> _TASK MATERIAL_

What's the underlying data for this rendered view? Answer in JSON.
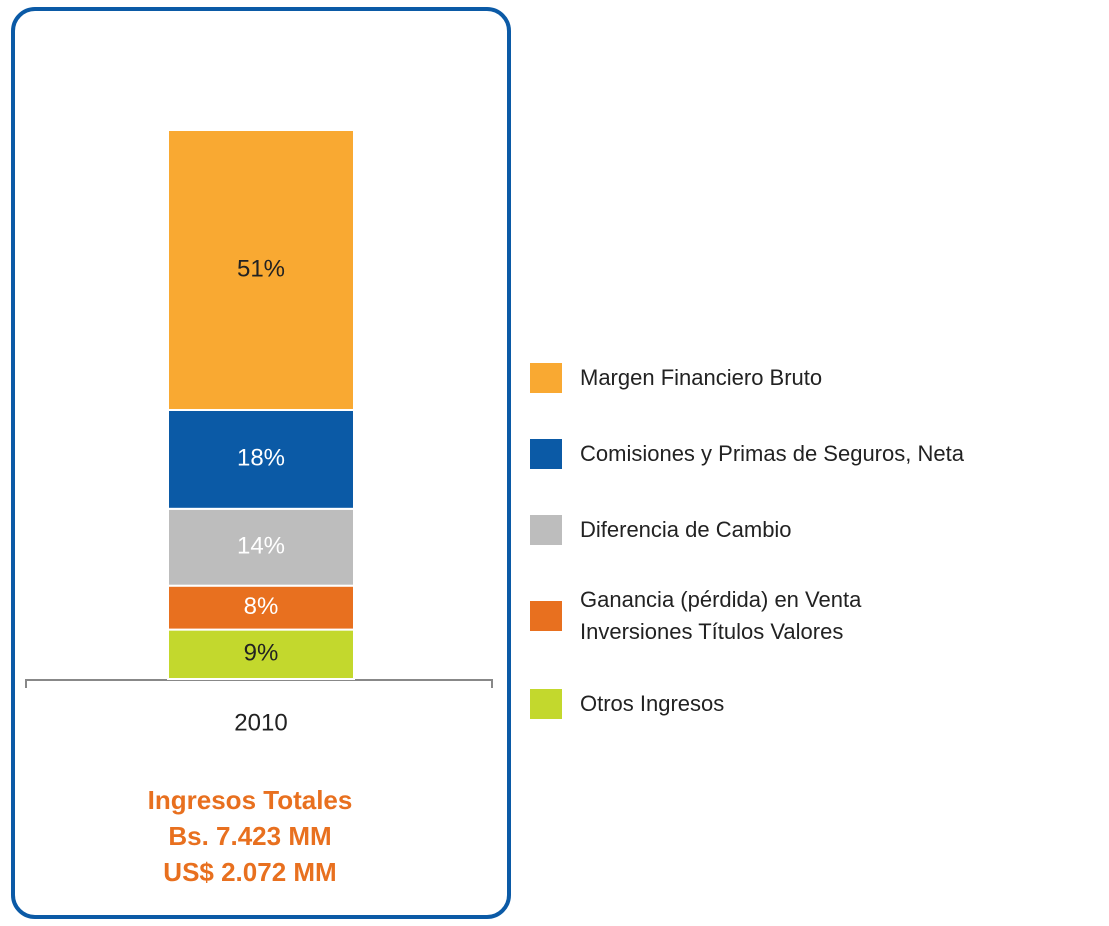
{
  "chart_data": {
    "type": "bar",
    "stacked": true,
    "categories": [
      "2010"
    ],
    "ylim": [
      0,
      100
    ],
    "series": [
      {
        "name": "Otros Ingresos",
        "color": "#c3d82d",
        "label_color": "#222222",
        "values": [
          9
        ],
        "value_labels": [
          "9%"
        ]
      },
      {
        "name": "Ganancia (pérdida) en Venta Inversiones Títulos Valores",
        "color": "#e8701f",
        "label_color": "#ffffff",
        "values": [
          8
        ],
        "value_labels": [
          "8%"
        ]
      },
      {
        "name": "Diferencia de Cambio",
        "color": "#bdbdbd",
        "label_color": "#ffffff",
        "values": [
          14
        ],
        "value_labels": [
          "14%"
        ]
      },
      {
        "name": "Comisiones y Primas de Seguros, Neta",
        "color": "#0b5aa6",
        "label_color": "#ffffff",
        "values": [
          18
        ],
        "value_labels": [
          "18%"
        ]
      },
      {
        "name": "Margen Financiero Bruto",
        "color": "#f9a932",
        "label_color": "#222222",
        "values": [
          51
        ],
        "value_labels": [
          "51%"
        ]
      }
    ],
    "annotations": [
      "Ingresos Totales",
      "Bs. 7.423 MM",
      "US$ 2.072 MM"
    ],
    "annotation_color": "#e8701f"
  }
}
==
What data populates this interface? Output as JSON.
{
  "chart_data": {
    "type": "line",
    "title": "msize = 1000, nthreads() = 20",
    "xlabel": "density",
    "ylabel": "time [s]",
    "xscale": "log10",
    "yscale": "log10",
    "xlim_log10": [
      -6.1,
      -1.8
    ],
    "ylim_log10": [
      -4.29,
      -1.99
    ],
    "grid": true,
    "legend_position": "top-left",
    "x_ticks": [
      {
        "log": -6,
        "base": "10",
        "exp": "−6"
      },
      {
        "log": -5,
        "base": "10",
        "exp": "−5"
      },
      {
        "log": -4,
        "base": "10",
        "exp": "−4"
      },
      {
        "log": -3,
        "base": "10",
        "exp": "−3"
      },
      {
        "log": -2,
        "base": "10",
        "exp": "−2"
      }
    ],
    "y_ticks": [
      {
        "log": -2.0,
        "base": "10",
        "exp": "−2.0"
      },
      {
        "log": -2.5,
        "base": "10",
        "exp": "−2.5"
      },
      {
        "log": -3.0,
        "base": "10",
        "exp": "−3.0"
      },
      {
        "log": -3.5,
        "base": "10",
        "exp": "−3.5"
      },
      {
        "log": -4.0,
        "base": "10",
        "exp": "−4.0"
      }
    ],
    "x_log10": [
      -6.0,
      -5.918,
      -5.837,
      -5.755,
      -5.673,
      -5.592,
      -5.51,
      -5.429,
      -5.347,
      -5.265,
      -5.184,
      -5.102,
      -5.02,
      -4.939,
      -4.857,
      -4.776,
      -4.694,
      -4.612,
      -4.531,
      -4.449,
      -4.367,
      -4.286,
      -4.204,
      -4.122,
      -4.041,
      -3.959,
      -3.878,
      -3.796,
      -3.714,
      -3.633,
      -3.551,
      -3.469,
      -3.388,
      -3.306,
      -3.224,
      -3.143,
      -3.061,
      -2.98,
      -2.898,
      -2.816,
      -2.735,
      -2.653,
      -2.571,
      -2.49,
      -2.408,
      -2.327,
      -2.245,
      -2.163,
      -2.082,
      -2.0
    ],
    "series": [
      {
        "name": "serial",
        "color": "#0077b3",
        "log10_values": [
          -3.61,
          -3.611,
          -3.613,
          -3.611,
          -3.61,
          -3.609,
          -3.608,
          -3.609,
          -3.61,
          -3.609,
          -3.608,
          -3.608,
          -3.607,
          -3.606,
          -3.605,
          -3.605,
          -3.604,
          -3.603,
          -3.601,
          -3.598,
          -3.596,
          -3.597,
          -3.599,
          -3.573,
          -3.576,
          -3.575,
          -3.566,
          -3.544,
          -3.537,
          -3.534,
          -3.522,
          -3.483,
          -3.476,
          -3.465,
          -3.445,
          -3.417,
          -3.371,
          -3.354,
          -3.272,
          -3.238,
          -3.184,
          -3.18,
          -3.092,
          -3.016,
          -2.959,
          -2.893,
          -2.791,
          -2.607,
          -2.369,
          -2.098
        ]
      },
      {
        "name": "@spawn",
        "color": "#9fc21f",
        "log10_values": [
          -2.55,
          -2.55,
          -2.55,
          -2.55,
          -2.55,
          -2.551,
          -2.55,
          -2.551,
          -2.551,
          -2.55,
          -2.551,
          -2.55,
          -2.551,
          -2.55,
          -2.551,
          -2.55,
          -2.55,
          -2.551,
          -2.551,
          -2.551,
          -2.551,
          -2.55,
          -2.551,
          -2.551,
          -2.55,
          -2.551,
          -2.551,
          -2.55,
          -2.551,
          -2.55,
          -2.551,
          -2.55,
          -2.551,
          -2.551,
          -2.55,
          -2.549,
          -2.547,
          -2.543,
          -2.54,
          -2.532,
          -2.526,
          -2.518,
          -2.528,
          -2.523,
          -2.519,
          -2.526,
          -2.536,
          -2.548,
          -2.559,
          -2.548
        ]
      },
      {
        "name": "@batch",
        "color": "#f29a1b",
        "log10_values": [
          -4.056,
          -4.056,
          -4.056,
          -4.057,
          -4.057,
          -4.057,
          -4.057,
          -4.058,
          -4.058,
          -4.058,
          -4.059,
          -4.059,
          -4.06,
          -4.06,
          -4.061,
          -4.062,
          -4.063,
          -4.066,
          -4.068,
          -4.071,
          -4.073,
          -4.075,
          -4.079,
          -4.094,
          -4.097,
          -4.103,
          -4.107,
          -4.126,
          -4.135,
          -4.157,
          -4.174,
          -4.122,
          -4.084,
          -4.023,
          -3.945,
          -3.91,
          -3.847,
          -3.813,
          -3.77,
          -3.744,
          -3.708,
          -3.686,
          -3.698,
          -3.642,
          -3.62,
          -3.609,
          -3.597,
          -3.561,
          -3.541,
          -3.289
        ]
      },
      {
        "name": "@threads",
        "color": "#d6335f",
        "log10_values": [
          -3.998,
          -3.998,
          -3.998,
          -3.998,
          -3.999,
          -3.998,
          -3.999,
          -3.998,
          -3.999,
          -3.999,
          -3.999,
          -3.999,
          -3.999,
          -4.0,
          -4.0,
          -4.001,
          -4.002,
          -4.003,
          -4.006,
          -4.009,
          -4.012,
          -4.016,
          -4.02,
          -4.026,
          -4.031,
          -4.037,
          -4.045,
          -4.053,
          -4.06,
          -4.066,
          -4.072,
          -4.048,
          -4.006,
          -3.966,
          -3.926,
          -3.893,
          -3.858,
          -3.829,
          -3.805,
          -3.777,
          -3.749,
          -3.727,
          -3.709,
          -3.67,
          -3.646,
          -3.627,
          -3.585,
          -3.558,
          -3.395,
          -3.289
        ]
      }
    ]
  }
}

> _WRITTEN REQUEST_
Only lines holding the string "JSON" are wanted; gather each one from the entries above.

> _REPLY_
What's the underlying data for this rendered view? Answer in JSON.
What data populates this interface? Output as JSON.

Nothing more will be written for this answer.